→ Objective
Print the listing below exactly.

[Items from a dataset]
....
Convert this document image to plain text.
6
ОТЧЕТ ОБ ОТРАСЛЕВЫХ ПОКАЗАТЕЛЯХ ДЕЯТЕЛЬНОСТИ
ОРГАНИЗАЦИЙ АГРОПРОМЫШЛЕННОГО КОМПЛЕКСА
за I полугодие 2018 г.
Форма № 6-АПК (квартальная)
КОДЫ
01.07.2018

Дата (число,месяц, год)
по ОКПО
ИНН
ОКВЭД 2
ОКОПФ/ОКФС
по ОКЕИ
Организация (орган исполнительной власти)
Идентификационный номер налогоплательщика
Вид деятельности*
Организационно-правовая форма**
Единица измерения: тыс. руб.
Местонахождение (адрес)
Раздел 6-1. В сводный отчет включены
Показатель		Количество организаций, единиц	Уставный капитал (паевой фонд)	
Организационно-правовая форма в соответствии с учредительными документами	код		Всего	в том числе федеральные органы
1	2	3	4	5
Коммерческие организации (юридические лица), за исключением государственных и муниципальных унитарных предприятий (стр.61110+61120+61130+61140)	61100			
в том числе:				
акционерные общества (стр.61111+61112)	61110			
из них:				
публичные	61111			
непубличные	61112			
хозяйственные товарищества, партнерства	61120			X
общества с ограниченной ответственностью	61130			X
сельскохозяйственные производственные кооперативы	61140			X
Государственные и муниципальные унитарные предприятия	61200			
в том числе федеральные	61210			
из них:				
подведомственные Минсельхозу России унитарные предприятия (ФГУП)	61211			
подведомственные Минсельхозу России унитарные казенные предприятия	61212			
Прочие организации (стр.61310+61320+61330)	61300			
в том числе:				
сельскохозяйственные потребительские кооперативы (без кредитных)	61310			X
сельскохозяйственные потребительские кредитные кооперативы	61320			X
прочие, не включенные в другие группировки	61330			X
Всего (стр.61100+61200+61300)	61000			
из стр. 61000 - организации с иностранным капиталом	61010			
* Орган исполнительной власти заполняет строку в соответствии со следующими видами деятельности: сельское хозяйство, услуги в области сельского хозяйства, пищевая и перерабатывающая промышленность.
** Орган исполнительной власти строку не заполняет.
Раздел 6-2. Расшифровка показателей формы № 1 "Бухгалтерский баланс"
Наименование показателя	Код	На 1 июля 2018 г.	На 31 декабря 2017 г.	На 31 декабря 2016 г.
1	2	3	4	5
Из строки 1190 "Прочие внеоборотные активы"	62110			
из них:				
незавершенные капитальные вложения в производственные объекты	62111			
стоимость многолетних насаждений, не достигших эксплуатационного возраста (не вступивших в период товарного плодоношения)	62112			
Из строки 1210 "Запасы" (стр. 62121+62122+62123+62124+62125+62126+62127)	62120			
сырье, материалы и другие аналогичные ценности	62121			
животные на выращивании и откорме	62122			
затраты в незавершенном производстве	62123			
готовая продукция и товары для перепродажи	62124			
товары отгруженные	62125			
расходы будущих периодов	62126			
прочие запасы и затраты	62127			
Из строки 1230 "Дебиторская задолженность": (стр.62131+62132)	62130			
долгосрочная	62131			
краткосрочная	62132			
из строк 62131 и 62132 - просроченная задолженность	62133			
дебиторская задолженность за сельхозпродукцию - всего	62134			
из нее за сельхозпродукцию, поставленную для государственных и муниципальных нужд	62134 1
....
→ Reply
Convert this document image to plain text.
6
ОТЧЕТ ОБ ОТРАСЛЕВЫХ ПОКАЗАТЕЛЯХ ДЕЯТЕЛЬНОСТИ
ОРГАНИЗАЦИЙ АГРОПРОМЫШЛЕННОГО КОМПЛЕКСА
за I полугодие 2018 г.
Форма № 6-АПК (квартальная)
КОДЫ
01.07.2018

Дата (число,месяц, год)
по ОКПО
ИНН
ОКВЭД 2
ОКОПФ/ОКФС
по ОКЕИ
Организация (орган исполнительной власти)
Идентификационный номер налогоплательщика
Вид деятельности*
Организационно-правовая форма**
Единица измерения: тыс. руб.
Местонахождение (адрес)
Раздел 6-1. В сводный отчет включены
Показатель		Количество организаций, единиц	Уставный капитал (паевой фонд)	
Организационно-правовая форма в соответствии с учредительными документами	код		Всего	в том числе федеральные органы
1	2	3	4	5
Коммерческие организации (юридические лица), за исключением государственных и муниципальных унитарных предприятий (стр.61110+61120+61130+61140)	61100			
в том числе:				
акционерные общества (стр.61111+61112)	61110			
из них:				
публичные	61111			
непубличные	61112			
хозяйственные товарищества, партнерства	61120			X
общества с ограниченной ответственностью	61130			X
сельскохозяйственные производственные кооперативы	61140			X
Государственные и муниципальные унитарные предприятия	61200			
в том числе федеральные	61210			
из них:				
подведомственные Минсельхозу России унитарные предприятия (ФГУП)	61211			
подведомственные Минсельхозу России унитарные казенные предприятия	61212			
Прочие организации (стр.61310+61320+61330)	61300			
в том числе:				
сельскохозяйственные потребительские кооперативы (без кредитных)	61310			X
сельскохозяйственные потребительские кредитные кооперативы	61320			X
прочие, не включенные в другие группировки	61330			X
Всего (стр.61100+61200+61300)	61000			
из стр. 61000 - организации с иностранным капиталом	61010			
* Орган исполнительной власти заполняет строку в соответствии со следующими видами деятельности: сельское хозяйство, услуги в области сельского хозяйства, пищевая и перерабатывающая промышленность.
** Орган исполнительной власти строку не заполняет.
Раздел 6-2. Расшифровка показателей формы № 1 "Бухгалтерский баланс"
Наименование показателя	Код	На 1 июля 2018 г.	На 31 декабря 2017 г.	На 31 декабря 2016 г.
1	2	3	4	5
Из строки 1190 "Прочие внеоборотные активы"	62110			
из них:				
незавершенные капитальные вложения в производственные объекты	62111			
стоимость многолетних насаждений, не достигших эксплуатационного возраста (не вступивших в период товарного плодоношения)	62112			
Из строки 1210 "Запасы" (стр. 62121+62122+62123+62124+62125+62126+62127)	62120			
сырье, материалы и другие аналогичные ценности	62121			
животные на выращивании и откорме	62122			
затраты в незавершенном производстве	62123			
готовая продукция и товары для перепродажи	62124			
товары отгруженные	62125			
расходы будущих периодов	62126			
прочие запасы и затраты	62127			
Из строки 1230 "Дебиторская задолженность": (стр.62131+62132)	62130			
долгосрочная	62131			
краткосрочная	62132			
из строк 62131 и 62132 - просроченная задолженность	62133			
дебиторская задолженность за сельхозпродукцию - всего	62134			
из нее за сельхозпродукцию, поставленную для государственных и муниципальных нужд	62134 1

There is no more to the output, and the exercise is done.